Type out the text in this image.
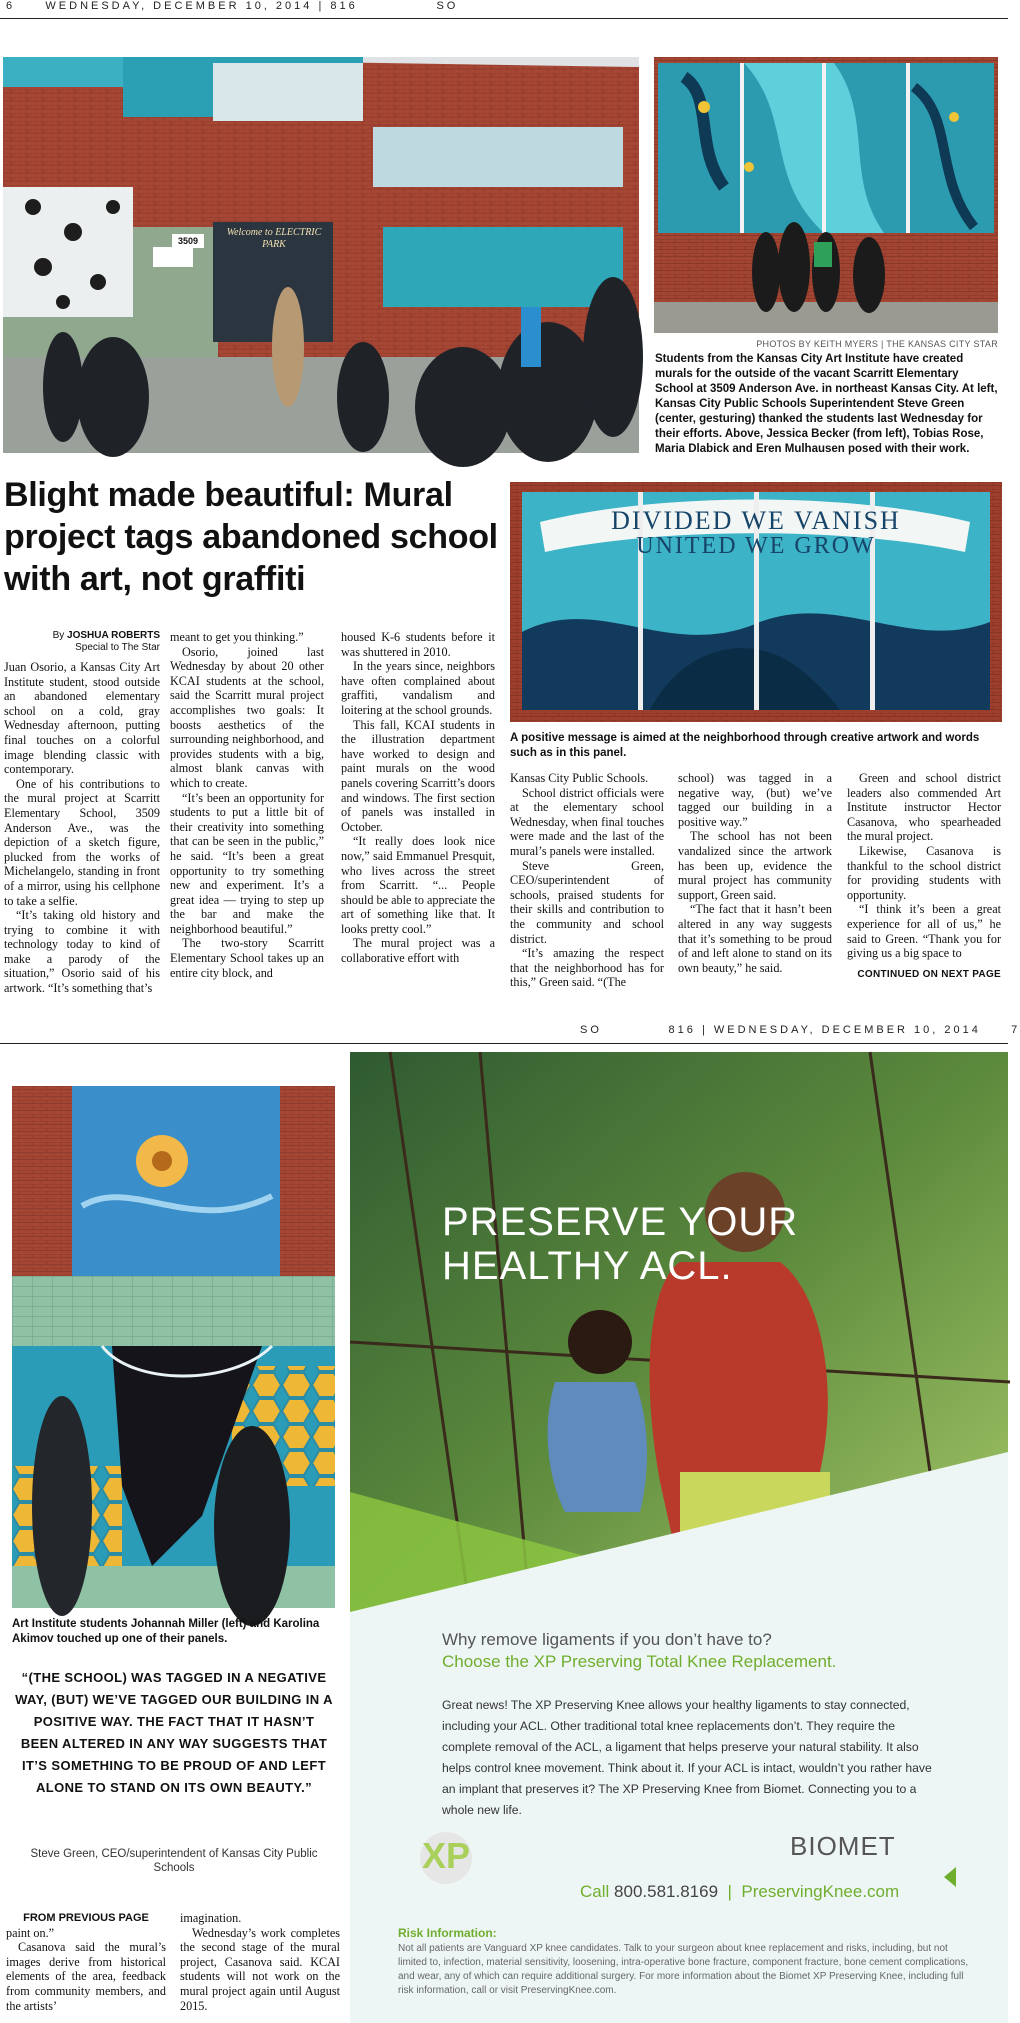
6	WEDNESDAY, DECEMBER 10, 2014 | 816	SO
3509
Welcome to ELECTRIC PARK
PHOTOS BY KEITH MYERS | THE KANSAS CITY STAR
Students from the Kansas City Art Institute have created murals for the outside of the vacant Scarritt Elementary School at 3509 Anderson Ave. in northeast Kansas City. At left, Kansas City Public Schools Superintendent Steve Green (center, gesturing) thanked the students last Wednesday for their efforts. Above, Jessica Becker (from left), Tobias Rose, Maria Dlabick and Eren Mulhausen posed with their work.
Blight made beautiful: Mural project tags abandoned school with art, not graffiti
DIVIDED WE VANISH
UNITED WE GROW
A positive message is aimed at the neighborhood through creative artwork and words such as in this panel.
By JOSHUA ROBERTS
Special to The Star

Juan Osorio, a Kansas City Art Institute student, stood outside an abandoned elementary school on a cold, gray Wednesday afternoon, putting final touches on a colorful image blending classic with contemporary.

One of his contributions to the mural project at Scarritt Elementary School, 3509 Anderson Ave., was the depiction of a sketch figure, plucked from the works of Michelangelo, standing in front of a mirror, using his cellphone to take a selfie.

“It’s taking old history and trying to combine it with technology today to kind of make a parody of the situation,” Osorio said of his artwork. “It’s something that’s

meant to get you thinking.”

Osorio, joined last Wednesday by about 20 other KCAI students at the school, said the Scarritt mural project accomplishes two goals: It boosts aesthetics of the surrounding neighborhood, and provides students with a big, almost blank canvas with which to create.

“It’s been an opportunity for students to put a little bit of their creativity into something that can be seen in the public,” he said. “It’s been a great opportunity to try something new and experiment. It’s a great idea — trying to step up the bar and make the neighborhood beautiful.”

The two-story Scarritt Elementary School takes up an entire city block, and

housed K-6 students before it was shuttered in 2010.

In the years since, neighbors have often complained about graffiti, vandalism and loitering at the school grounds.

This fall, KCAI students in the illustration department have worked to design and paint murals on the wood panels covering Scarritt’s doors and windows. The first section of panels was installed in October.

“It really does look nice now,” said Emmanuel Presquit, who lives across the street from Scarritt. “... People should be able to appreciate the art of something like that. It looks pretty cool.”

The mural project was a collaborative effort with

Kansas City Public Schools.

School district officials were at the elementary school Wednesday, when final touches were made and the last of the mural’s panels were installed.

Steve Green, CEO/superintendent of schools, praised students for their skills and contribution to the community and school district.

“It’s amazing the respect that the neighborhood has for this,” Green said. “(The

school) was tagged in a negative way, (but) we’ve tagged our building in a positive way.”

The school has not been vandalized since the artwork has been up, evidence the mural project has community support, Green said.

“The fact that it hasn’t been altered in any way suggests that it’s something to be proud of and left alone to stand on its own beauty,” he said.

Green and school district leaders also commended Art Institute instructor Hector Casanova, who spearheaded the mural project.

Likewise, Casanova is thankful to the school district for providing students with opportunity.

“I think it’s been a great experience for all of us,” he said to Green. “Thank you for giving us a big space to

CONTINUED ON NEXT PAGE
SO	816 | WEDNESDAY, DECEMBER 10, 2014	7
Art Institute students Johannah Miller (left) and Karolina Akimov touched up one of their panels.
“(THE SCHOOL) WAS TAGGED IN A NEGATIVE WAY, (BUT) WE’VE TAGGED OUR BUILDING IN A POSITIVE WAY. THE FACT THAT IT HASN’T BEEN ALTERED IN ANY WAY SUGGESTS THAT IT’S SOMETHING TO BE PROUD OF AND LEFT ALONE TO STAND ON ITS OWN BEAUTY.”
Steve Green, CEO/superintendent of Kansas City Public Schools
FROM PREVIOUS PAGE

paint on.”

Casanova said the mural’s images derive from historical elements of the area, feedback from community members, and the artists’

imagination.

Wednesday’s work completes the second stage of the mural project, Casanova said. KCAI students will not work on the mural project again until August 2015.

PRESERVE YOUR
HEALTHY ACL.
Why remove ligaments if you don’t have to?
Choose the XP Preserving Total Knee Replacement.
Great news! The XP Preserving Knee allows your healthy ligaments to stay connected, including your ACL. Other traditional total knee replacements don’t. They require the complete removal of the ACL, a ligament that helps preserve your natural stability. It also helps control knee movement. Think about it. If your ACL is intact, wouldn’t you rather have an implant that preserves it? The XP Preserving Knee from Biomet. Connecting you to a whole new life.
XP	BIOMET
Call 800.581.8169 | PreservingKnee.com
Risk Information:
Not all patients are Vanguard XP knee candidates. Talk to your surgeon about knee replacement and risks, including, but not limited to, infection, material sensitivity, loosening, intra-operative bone fracture, component fracture, bone cement complications, and wear, any of which can require additional surgery. For more information about the Biomet XP Preserving Knee, including full risk information, call or visit PreservingKnee.com.
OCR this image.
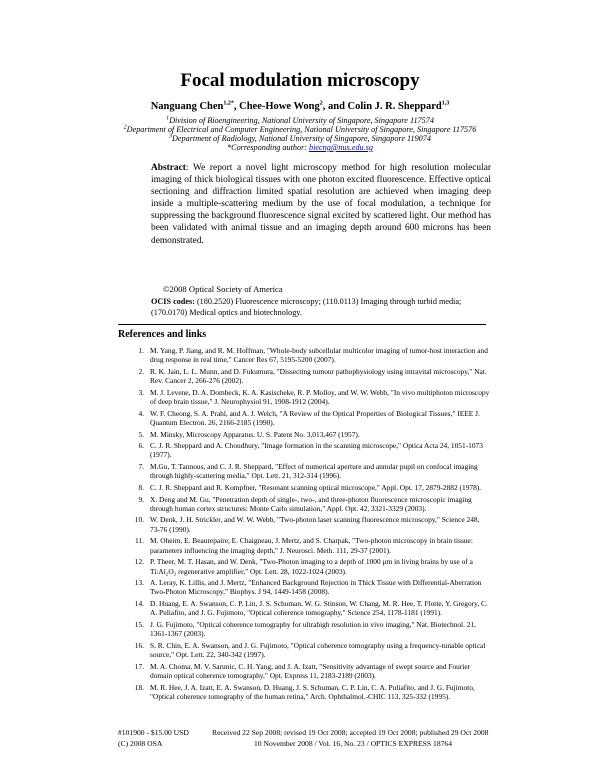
Focal modulation microscopy
Nanguang Chen$^{1,2*}$, Chee-Howe Wong$^2$, and Colin J. R. Sheppard$^{1,3}$
$^1$Division of Bioengineering, National University of Singapore, Singapore 117574
$^2$Department of Electrical and Computer Engineering, National University of Singapore, Singapore 117576
$^3$Department of Radiology, National University of Singapore, Singapore 119074
*Corresponding author: biecng@nus.edu.sg
Abstract: We report a novel light microscopy method for high resolution molecular imaging of thick biological tissues with one photon excited fluorescence. Effective optical sectioning and diffraction limited spatial resolution are achieved when imaging deep inside a multiple-scattering medium by the use of focal modulation, a technique for suppressing the background fluorescence signal excited by scattered light. Our method has been validated with animal tissue and an imaging depth around 600 microns has been demonstrated.
©2008 Optical Society of America
OCIS codes: (180.2520) Fluorescence microscopy; (110.0113) Imaging through turbid media; (170.0170) Medical optics and biotechnology.
References and links
1. M. Yang, P. Jiang, and R. M. Hoffman, "Whole-body subcellular multicolor imaging of tumor-host interaction and drug response in real time," Cancer Res 67, 5195-5200 (2007).
2. R. K. Jain, L. L. Munn, and D. Fukumura, "Dissecting tumour pathophysiology using intravital microscopy," Nat. Rev. Cancer 2, 266-276 (2002).
3. M. J. Levene, D. A. Dombeck, K. A. Kasischeke, R. P. Molloy, and W. W. Webb, "In vivo multiphoton microscopy of deep brain tissue," J. Neurophysiol 91, 1908-1912 (2004).
4. W. F. Cheong, S. A. Prahl, and A. J. Welch, "A Review of the Optical Properties of Biological Tissues," IEEE J. Quantum Electron. 26, 2166-2185 (1990).
5. M. Minsky, Microscopy Apparatus. U. S. Patent No. 3,013,467 (1957).
6. C. J. R. Sheppard and A. Choudhury, "Image formation in the scanning microscope," Optica Acta 24, 1051-1073 (1977).
7. M.Gu, T. Tannous, and C. J. R. Sheppard, "Effect of numerical aperture and annular pupil on confocal imaging through highly-scattering media," Opt. Lett. 21, 312-314 (1996).
8. C. J. R. Sheppard and R. Kompfner, "Resonant scanning optical microscope," Appl. Opt. 17, 2879-2882 (1978).
9. X. Deng and M. Gu, "Penetration depth of single-, two-, and three-photon fluorescence microscopic imaging through human cortex structures: Monte Carlo simulation," Appl. Opt. 42, 3321-3329 (2003).
10. W. Denk, J. H. Strickler, and W. W. Webb, "Two-photon laser scanning fluorescence microscopy," Science 248, 73-76 (1990).
11. M. Oheim, E. Beaurepaire, E. Chaigneau, J. Mertz, and S. Charpak, "Two-photon microscopy in brain tissue: parameters influencing the imaging depth," J. Neurosci. Meth. 111, 29-37 (2001).
12. P. Theer, M. T. Hasan, and W. Denk, "Two-Photon imaging to a depth of 1000 μm in living brains by use of a Ti:Al₂O₃ regenerative amplifier," Opt. Lett. 28, 1022-1024 (2003).
13. A. Leray, K. Lillis, and J. Mertz, "Enhanced Background Rejection in Thick Tissue with Differential-Aberration Two-Photon Microscopy," Biophys. J 94, 1449-1458 (2008).
14. D. Huang, E. A. Swanson, C. P. Lin, J. S. Schuman, W. G. Stinson, W. Chang, M. R. Hee, T. Flotte, Y. Gregory, C. A. Puliafito, and J. G. Fujimoto, "Optical coherence tomography," Science 254, 1178-1181 (1991).
15. J. G. Fujimoto, "Optical coherence tomography for ultrahigh resolution in vivo imaging," Nat. Biotechnol. 21, 1361-1367 (2003).
16. S. R. Chin, E. A. Swanson, and J. G. Fujimoto, "Optical coherence tomography using a frequency-tunable optical source," Opt. Lett. 22, 340-342 (1997).
17. M. A. Choma, M. V. Sarunic, C. H. Yang, and J. A. Izatt, "Sensitivity advantage of swept source and Fourier domain optical coherence tomography," Opt. Express 11, 2183-2189 (2003).
18. M. R. Hee, J. A. Izatt, E. A. Swanson, D. Huang, J. S. Schuman, C. P. Lin, C. A. Puliafito, and J. G. Fujimoto, "Optical coherence tomography of the human retina," Arch. Ophthalmol.-CHIC 113, 325-332 (1995).
#101900 - $15.00 USD	Received 22 Sep 2008; revised 19 Oct 2008; accepted 19 Oct 2008; published 29 Oct 2008
(C) 2008 OSA	10 November 2008 / Vol. 16, No. 23 / OPTICS EXPRESS 18764
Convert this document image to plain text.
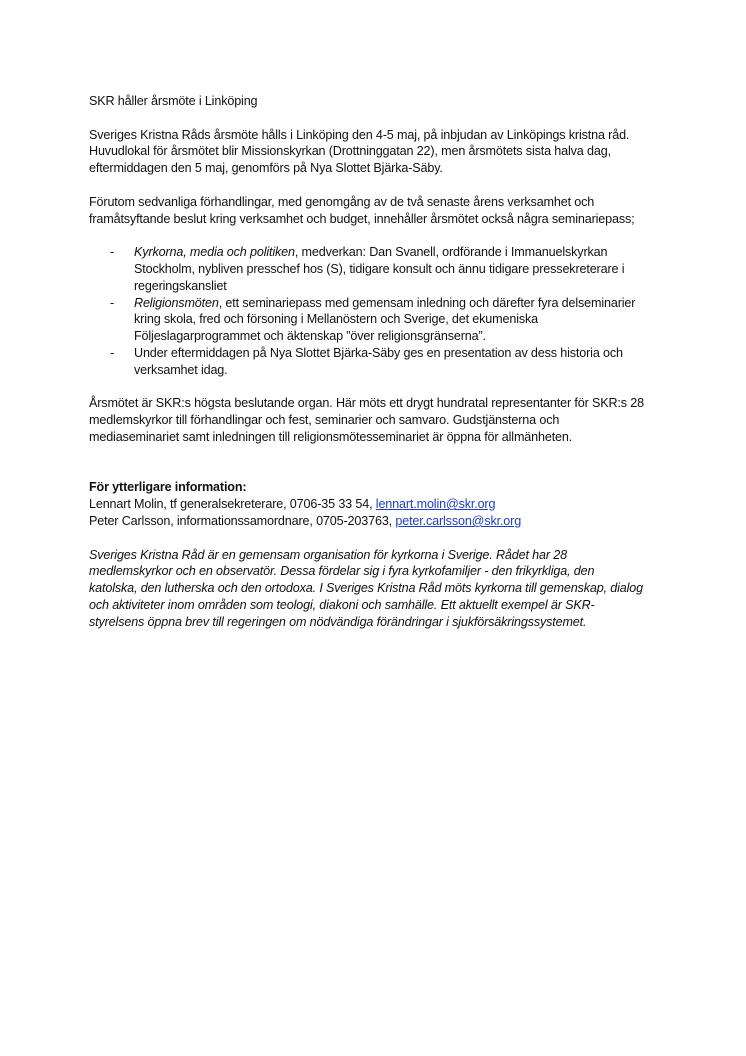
SKR håller årsmöte i Linköping

Sveriges Kristna Råds årsmöte hålls i Linköping den 4-5 maj, på inbjudan av Linköpings kristna råd.
Huvudlokal för årsmötet blir Missionskyrkan (Drottninggatan 22), men årsmötets sista halva dag,
eftermiddagen den 5 maj, genomförs på Nya Slottet Bjärka-Säby.

Förutom sedvanliga förhandlingar, med genomgång av de två senaste årens verksamhet och
framåtsyftande beslut kring verksamhet och budget, innehåller årsmötet också några seminariepass;

- Kyrkorna, media och politiken, medverkan: Dan Svanell, ordförande i Immanuelskyrkan
Stockholm, nybliven presschef hos (S), tidigare konsult och ännu tidigare pressekreterare i
regeringskansliet
- Religionsmöten, ett seminariepass med gemensam inledning och därefter fyra delseminarier
kring skola, fred och försoning i Mellanöstern och Sverige, det ekumeniska
Följeslagarprogrammet och äktenskap ”över religionsgränserna”.
- Under eftermiddagen på Nya Slottet Bjärka-Säby ges en presentation av dess historia och
verksamhet idag.

Årsmötet är SKR:s högsta beslutande organ. Här möts ett drygt hundratal representanter för SKR:s 28
medlemskyrkor till förhandlingar och fest, seminarier och samvaro. Gudstjänsterna och
mediaseminariet samt inledningen till religionsmötesseminariet är öppna för allmänheten.

För ytterligare information:

Lennart Molin, tf generalsekreterare, 0706-35 33 54, lennart.molin@skr.org

Peter Carlsson, informationssamordnare, 0705-203763, peter.carlsson@skr.org

Sveriges Kristna Råd är en gemensam organisation för kyrkorna i Sverige. Rådet har 28
medlemskyrkor och en observatör. Dessa fördelar sig i fyra kyrkofamiljer - den frikyrkliga, den
katolska, den lutherska och den ortodoxa. I Sveriges Kristna Råd möts kyrkorna till gemenskap, dialog
och aktiviteter inom områden som teologi, diakoni och samhälle. Ett aktuellt exempel är SKR-
styrelsens öppna brev till regeringen om nödvändiga förändringar i sjukförsäkringssystemet.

^^^^

§ Exercise requirements
For each line in the data that holds the word "panels", copy the line.

§ Output for this task
This fall, KCAI students in the illustration department have worked to design and paint murals on the wood panels covering Scarritt’s doors and windows. The first section of panels was installed in October.
School district officials were at the elementary school Wednesday, when final touches were made and the last of the mural’s panels were installed.
Art Institute students Johannah Miller (left) and Karolina Akimov touched up one of their panels.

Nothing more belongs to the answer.